> _DIRECTIONS FOR THIS TASK_
Whenever a line of the entries below holds the string "JSON", copy that line and return it.

> _MATERIAL TO PROCESS_
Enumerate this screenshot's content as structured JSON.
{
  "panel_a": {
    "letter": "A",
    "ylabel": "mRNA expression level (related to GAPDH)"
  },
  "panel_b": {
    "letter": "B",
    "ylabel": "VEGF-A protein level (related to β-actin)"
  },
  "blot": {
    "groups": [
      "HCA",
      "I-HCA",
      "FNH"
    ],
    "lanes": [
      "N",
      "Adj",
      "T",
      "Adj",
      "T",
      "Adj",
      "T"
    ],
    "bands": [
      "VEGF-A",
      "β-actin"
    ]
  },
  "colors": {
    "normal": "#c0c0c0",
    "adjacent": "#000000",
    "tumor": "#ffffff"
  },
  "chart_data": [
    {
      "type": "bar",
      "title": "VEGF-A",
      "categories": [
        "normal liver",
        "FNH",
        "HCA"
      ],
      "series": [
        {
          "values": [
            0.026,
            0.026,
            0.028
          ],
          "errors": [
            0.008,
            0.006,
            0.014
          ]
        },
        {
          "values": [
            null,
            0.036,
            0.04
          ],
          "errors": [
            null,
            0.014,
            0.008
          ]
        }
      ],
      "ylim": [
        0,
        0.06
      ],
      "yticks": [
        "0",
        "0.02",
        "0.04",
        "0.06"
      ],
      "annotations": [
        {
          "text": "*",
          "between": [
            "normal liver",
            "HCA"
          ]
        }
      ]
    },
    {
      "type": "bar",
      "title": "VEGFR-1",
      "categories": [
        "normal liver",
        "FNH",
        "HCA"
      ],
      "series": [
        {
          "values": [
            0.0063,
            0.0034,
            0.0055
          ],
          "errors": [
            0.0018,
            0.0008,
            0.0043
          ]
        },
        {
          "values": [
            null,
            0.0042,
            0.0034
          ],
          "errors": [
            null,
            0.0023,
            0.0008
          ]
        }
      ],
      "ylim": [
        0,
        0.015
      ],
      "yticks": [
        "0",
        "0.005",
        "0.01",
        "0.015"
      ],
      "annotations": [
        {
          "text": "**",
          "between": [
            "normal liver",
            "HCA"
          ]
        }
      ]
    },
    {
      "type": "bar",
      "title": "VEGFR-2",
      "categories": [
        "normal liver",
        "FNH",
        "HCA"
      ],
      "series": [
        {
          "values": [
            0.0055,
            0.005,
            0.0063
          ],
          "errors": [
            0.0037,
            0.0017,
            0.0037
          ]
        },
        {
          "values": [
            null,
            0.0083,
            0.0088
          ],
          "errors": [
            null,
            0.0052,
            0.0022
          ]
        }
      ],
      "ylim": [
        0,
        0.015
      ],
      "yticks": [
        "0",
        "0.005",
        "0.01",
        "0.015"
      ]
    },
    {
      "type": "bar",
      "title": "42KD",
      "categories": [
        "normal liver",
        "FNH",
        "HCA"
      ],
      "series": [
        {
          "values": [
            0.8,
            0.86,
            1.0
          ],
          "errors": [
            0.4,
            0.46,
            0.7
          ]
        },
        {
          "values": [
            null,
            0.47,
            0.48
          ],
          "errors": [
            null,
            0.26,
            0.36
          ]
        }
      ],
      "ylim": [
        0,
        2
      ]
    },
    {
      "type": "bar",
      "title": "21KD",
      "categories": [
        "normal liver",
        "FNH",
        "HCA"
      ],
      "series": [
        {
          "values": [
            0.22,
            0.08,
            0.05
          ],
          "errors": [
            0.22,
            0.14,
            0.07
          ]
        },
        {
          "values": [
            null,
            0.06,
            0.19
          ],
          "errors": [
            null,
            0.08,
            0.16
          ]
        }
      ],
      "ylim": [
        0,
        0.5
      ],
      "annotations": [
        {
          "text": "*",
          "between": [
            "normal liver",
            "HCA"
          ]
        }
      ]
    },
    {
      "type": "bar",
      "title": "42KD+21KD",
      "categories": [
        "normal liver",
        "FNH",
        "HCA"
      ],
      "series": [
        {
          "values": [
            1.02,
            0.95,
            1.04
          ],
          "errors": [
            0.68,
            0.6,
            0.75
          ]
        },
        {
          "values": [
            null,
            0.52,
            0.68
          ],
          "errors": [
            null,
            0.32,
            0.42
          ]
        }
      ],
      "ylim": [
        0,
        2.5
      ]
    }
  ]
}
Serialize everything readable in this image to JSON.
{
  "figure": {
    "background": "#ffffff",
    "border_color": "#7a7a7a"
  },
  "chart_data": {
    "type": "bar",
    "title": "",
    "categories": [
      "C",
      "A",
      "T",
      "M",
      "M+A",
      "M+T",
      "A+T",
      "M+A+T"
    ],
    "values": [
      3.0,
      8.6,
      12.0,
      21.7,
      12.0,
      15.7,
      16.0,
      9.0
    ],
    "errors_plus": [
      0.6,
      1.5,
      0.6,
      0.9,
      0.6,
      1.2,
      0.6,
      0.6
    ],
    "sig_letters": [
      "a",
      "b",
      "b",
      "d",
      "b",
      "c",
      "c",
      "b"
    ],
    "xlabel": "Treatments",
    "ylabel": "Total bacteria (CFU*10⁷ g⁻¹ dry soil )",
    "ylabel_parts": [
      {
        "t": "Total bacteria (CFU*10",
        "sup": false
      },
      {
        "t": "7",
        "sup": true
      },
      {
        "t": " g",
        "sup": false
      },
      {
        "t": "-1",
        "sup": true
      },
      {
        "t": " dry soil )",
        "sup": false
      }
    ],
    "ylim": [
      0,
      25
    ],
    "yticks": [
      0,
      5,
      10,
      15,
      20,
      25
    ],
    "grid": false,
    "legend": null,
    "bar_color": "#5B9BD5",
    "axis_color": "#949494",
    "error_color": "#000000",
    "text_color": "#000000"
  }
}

> _EXPECTED ANSWER_
Enumerate this screenshot's content as structured JSON.
Serialize everything readable in this image to JSON.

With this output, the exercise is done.